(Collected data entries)
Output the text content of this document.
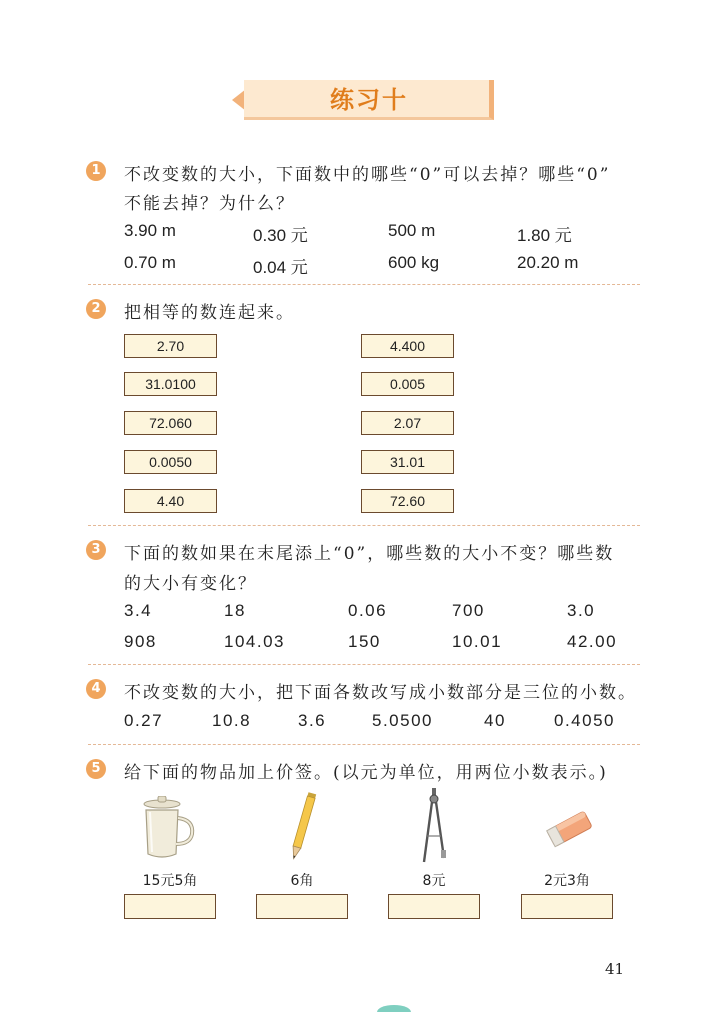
练习十
1	不改变数的大小，下面数中的哪些“0”可以去掉？哪些“0”
不能去掉？为什么？
3.90 m	0.30 元	500 m	1.80 元
0.70 m	0.04 元	600 kg	20.20 m
2	把相等的数连起来。
2.70
31.0100
72.060
0.0050
4.40
4.400
0.005
2.07
31.01
72.60
3	下面的数如果在末尾添上“0”，哪些数的大小不变？哪些数
的大小有变化？
3.4	18	0.06	700	3.0
908	104.03	150	10.01	42.00
4	不改变数的大小，把下面各数改写成小数部分是三位的小数。
0.27	10.8	3.6	5.0500	40	0.4050
5	给下面的物品加上价签。(以元为单位，用两位小数表示。)
15元5角	6角	8元	2元3角
41
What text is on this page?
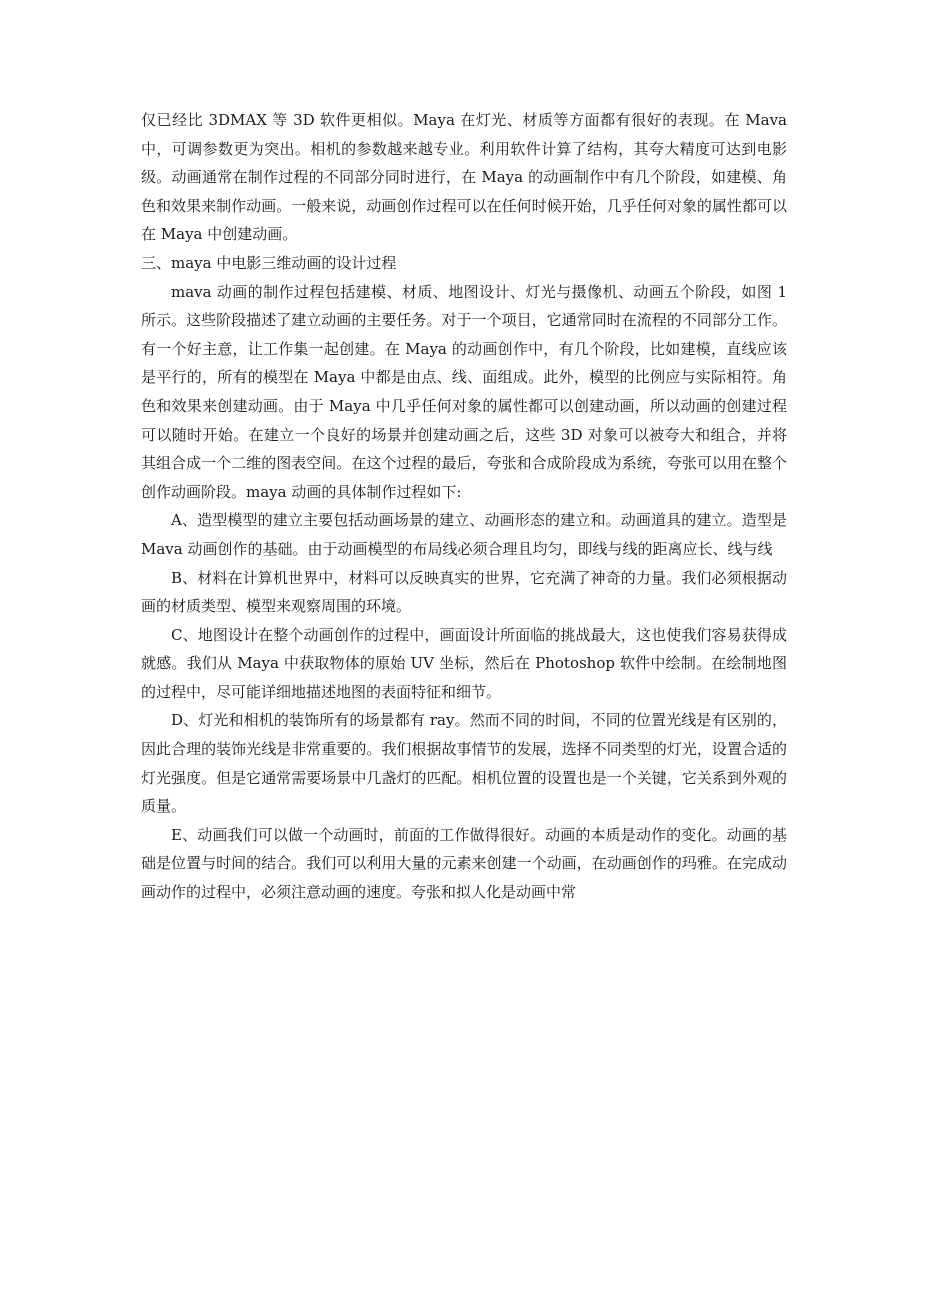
仅已经比 3DMAX 等 3D 软件更相似。Maya 在灯光、材质等方面都有很好的表现。在 Mava 中，可调参数更为突出。相机的参数越来越专业。利用软件计算了结构，其夸大精度可达到电影级。动画通常在制作过程的不同部分同时进行，在 Maya 的动画制作中有几个阶段，如建模、角色和效果来制作动画。一般来说，动画创作过程可以在任何时候开始，几乎任何对象的属性都可以在 Maya 中创建动画。

三、maya 中电影三维动画的设计过程

mava 动画的制作过程包括建模、材质、地图设计、灯光与摄像机、动画五个阶段，如图 1 所示。这些阶段描述了建立动画的主要任务。对于一个项目，它通常同时在流程的不同部分工作。有一个好主意，让工作集一起创建。在 Maya 的动画创作中，有几个阶段，比如建模，直线应该是平行的，所有的模型在 Maya 中都是由点、线、面组成。此外，模型的比例应与实际相符。角色和效果来创建动画。由于 Maya 中几乎任何对象的属性都可以创建动画，所以动画的创建过程可以随时开始。在建立一个良好的场景并创建动画之后，这些 3D 对象可以被夸大和组合，并将其组合成一个二维的图表空间。在这个过程的最后，夸张和合成阶段成为系统，夸张可以用在整个创作动画阶段。maya 动画的具体制作过程如下:

A、造型模型的建立主要包括动画场景的建立、动画形态的建立和。动画道具的建立。造型是 Mava 动画创作的基础。由于动画模型的布局线必须合理且均匀，即线与线的距离应长、线与线

B、材料在计算机世界中，材料可以反映真实的世界，它充满了神奇的力量。我们必须根据动画的材质类型、模型来观察周围的环境。

C、地图设计在整个动画创作的过程中，画面设计所面临的挑战最大，这也使我们容易获得成就感。我们从 Maya 中获取物体的原始 UV 坐标，然后在 Photoshop 软件中绘制。在绘制地图的过程中，尽可能详细地描述地图的表面特征和细节。

D、灯光和相机的装饰所有的场景都有 ray。然而不同的时间，不同的位置光线是有区别的，因此合理的装饰光线是非常重要的。我们根据故事情节的发展，选择不同类型的灯光，设置合适的灯光强度。但是它通常需要场景中几盏灯的匹配。相机位置的设置也是一个关键，它关系到外观的质量。

E、动画我们可以做一个动画时，前面的工作做得很好。动画的本质是动作的变化。动画的基础是位置与时间的结合。我们可以利用大量的元素来创建一个动画，在动画创作的玛雅。在完成动画动作的过程中，必须注意动画的速度。夸张和拟人化是动画中常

| STATED GOAL |
In this exercise, set down all of the data exactly, without the pictures.

| TASK SOLUTION |
Output the text content of this document.
练习十
1	不改变数的大小，下面数中的哪些“0”可以去掉？哪些“0”
不能去掉？为什么？
3.90 m	0.30 元	500 m	1.80 元
0.70 m	0.04 元	600 kg	20.20 m
2	把相等的数连起来。
2.70
31.0100
72.060
0.0050
4.40
4.400
0.005
2.07
31.01
72.60
3	下面的数如果在末尾添上“0”，哪些数的大小不变？哪些数
的大小有变化？
3.4	18	0.06	700	3.0
908	104.03	150	10.01	42.00
4	不改变数的大小，把下面各数改写成小数部分是三位的小数。
0.27	10.8	3.6	5.0500	40	0.4050
5	给下面的物品加上价签。(以元为单位，用两位小数表示。)
15元5角	6角	8元	2元3角
41
What text is on this page?
仅已经比 3DMAX 等 3D 软件更相似。Maya 在灯光、材质等方面都有很好的表现。在 Mava 中，可调参数更为突出。相机的参数越来越专业。利用软件计算了结构，其夸大精度可达到电影级。动画通常在制作过程的不同部分同时进行，在 Maya 的动画制作中有几个阶段，如建模、角色和效果来制作动画。一般来说，动画创作过程可以在任何时候开始，几乎任何对象的属性都可以在 Maya 中创建动画。

三、maya 中电影三维动画的设计过程

mava 动画的制作过程包括建模、材质、地图设计、灯光与摄像机、动画五个阶段，如图 1 所示。这些阶段描述了建立动画的主要任务。对于一个项目，它通常同时在流程的不同部分工作。有一个好主意，让工作集一起创建。在 Maya 的动画创作中，有几个阶段，比如建模，直线应该是平行的，所有的模型在 Maya 中都是由点、线、面组成。此外，模型的比例应与实际相符。角色和效果来创建动画。由于 Maya 中几乎任何对象的属性都可以创建动画，所以动画的创建过程可以随时开始。在建立一个良好的场景并创建动画之后，这些 3D 对象可以被夸大和组合，并将其组合成一个二维的图表空间。在这个过程的最后，夸张和合成阶段成为系统，夸张可以用在整个创作动画阶段。maya 动画的具体制作过程如下:

A、造型模型的建立主要包括动画场景的建立、动画形态的建立和。动画道具的建立。造型是 Mava 动画创作的基础。由于动画模型的布局线必须合理且均匀，即线与线的距离应长、线与线

B、材料在计算机世界中，材料可以反映真实的世界，它充满了神奇的力量。我们必须根据动画的材质类型、模型来观察周围的环境。

C、地图设计在整个动画创作的过程中，画面设计所面临的挑战最大，这也使我们容易获得成就感。我们从 Maya 中获取物体的原始 UV 坐标，然后在 Photoshop 软件中绘制。在绘制地图的过程中，尽可能详细地描述地图的表面特征和细节。

D、灯光和相机的装饰所有的场景都有 ray。然而不同的时间，不同的位置光线是有区别的，因此合理的装饰光线是非常重要的。我们根据故事情节的发展，选择不同类型的灯光，设置合适的灯光强度。但是它通常需要场景中几盏灯的匹配。相机位置的设置也是一个关键，它关系到外观的质量。

E、动画我们可以做一个动画时，前面的工作做得很好。动画的本质是动作的变化。动画的基础是位置与时间的结合。我们可以利用大量的元素来创建一个动画，在动画创作的玛雅。在完成动画动作的过程中，必须注意动画的速度。夸张和拟人化是动画中常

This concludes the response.